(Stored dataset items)
— BEGIN —

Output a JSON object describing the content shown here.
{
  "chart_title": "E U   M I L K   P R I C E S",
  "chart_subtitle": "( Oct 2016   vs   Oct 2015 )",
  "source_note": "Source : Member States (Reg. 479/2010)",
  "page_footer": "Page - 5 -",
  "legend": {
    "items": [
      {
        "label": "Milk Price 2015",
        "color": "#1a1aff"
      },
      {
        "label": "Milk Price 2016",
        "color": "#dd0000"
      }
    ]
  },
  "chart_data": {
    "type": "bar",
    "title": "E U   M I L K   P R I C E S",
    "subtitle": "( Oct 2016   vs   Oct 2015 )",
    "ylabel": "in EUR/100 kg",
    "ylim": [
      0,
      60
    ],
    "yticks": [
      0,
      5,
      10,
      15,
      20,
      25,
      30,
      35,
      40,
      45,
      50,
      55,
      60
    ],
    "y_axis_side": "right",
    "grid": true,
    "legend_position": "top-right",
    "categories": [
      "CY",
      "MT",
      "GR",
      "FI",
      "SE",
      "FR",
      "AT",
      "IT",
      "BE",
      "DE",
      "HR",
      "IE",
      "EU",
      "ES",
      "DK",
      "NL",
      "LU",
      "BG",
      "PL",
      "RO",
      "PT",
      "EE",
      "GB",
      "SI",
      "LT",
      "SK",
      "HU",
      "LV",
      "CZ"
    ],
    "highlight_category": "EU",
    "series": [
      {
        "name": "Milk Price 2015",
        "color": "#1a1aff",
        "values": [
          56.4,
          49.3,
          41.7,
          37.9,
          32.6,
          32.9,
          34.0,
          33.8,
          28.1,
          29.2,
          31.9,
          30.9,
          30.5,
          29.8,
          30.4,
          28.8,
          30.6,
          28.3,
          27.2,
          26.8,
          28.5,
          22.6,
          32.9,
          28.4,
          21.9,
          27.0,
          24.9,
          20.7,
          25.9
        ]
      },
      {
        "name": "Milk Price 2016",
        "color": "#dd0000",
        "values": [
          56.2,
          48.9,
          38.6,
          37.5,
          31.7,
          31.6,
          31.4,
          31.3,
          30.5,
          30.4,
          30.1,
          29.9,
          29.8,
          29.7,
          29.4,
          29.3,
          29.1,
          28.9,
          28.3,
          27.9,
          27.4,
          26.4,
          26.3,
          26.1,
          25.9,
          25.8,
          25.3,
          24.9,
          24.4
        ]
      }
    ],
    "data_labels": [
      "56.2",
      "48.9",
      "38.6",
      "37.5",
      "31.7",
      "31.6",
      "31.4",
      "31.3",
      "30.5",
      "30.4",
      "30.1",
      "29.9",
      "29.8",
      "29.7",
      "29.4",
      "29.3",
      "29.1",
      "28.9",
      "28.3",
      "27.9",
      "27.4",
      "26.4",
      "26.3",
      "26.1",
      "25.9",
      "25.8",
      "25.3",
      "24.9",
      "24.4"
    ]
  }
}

— END —

Return all of the data exactly as it reads.

Output a JSON object describing the content shown here.
{
  "chart_title": "E U   M I L K   P R I C E S",
  "chart_subtitle": "( Oct 2016   vs   Oct 2015 )",
  "source_note": "Source : Member States (Reg. 479/2010)",
  "page_footer": "Page - 5 -",
  "legend": {
    "items": [
      {
        "label": "Milk Price 2015",
        "color": "#1a1aff"
      },
      {
        "label": "Milk Price 2016",
        "color": "#dd0000"
      }
    ]
  },
  "chart_data": {
    "type": "bar",
    "title": "E U   M I L K   P R I C E S",
    "subtitle": "( Oct 2016   vs   Oct 2015 )",
    "ylabel": "in EUR/100 kg",
    "ylim": [
      0,
      60
    ],
    "yticks": [
      0,
      5,
      10,
      15,
      20,
      25,
      30,
      35,
      40,
      45,
      50,
      55,
      60
    ],
    "y_axis_side": "right",
    "grid": true,
    "legend_position": "top-right",
    "categories": [
      "CY",
      "MT",
      "GR",
      "FI",
      "SE",
      "FR",
      "AT",
      "IT",
      "BE",
      "DE",
      "HR",
      "IE",
      "EU",
      "ES",
      "DK",
      "NL",
      "LU",
      "BG",
      "PL",
      "RO",
      "PT",
      "EE",
      "GB",
      "SI",
      "LT",
      "SK",
      "HU",
      "LV",
      "CZ"
    ],
    "highlight_category": "EU",
    "series": [
      {
        "name": "Milk Price 2015",
        "color": "#1a1aff",
        "values": [
          56.4,
          49.3,
          41.7,
          37.9,
          32.6,
          32.9,
          34.0,
          33.8,
          28.1,
          29.2,
          31.9,
          30.9,
          30.5,
          29.8,
          30.4,
          28.8,
          30.6,
          28.3,
          27.2,
          26.8,
          28.5,
          22.6,
          32.9,
          28.4,
          21.9,
          27.0,
          24.9,
          20.7,
          25.9
        ]
      },
      {
        "name": "Milk Price 2016",
        "color": "#dd0000",
        "values": [
          56.2,
          48.9,
          38.6,
          37.5,
          31.7,
          31.6,
          31.4,
          31.3,
          30.5,
          30.4,
          30.1,
          29.9,
          29.8,
          29.7,
          29.4,
          29.3,
          29.1,
          28.9,
          28.3,
          27.9,
          27.4,
          26.4,
          26.3,
          26.1,
          25.9,
          25.8,
          25.3,
          24.9,
          24.4
        ]
      }
    ],
    "data_labels": [
      "56.2",
      "48.9",
      "38.6",
      "37.5",
      "31.7",
      "31.6",
      "31.4",
      "31.3",
      "30.5",
      "30.4",
      "30.1",
      "29.9",
      "29.8",
      "29.7",
      "29.4",
      "29.3",
      "29.1",
      "28.9",
      "28.3",
      "27.9",
      "27.4",
      "26.4",
      "26.3",
      "26.1",
      "25.9",
      "25.8",
      "25.3",
      "24.9",
      "24.4"
    ]
  }
}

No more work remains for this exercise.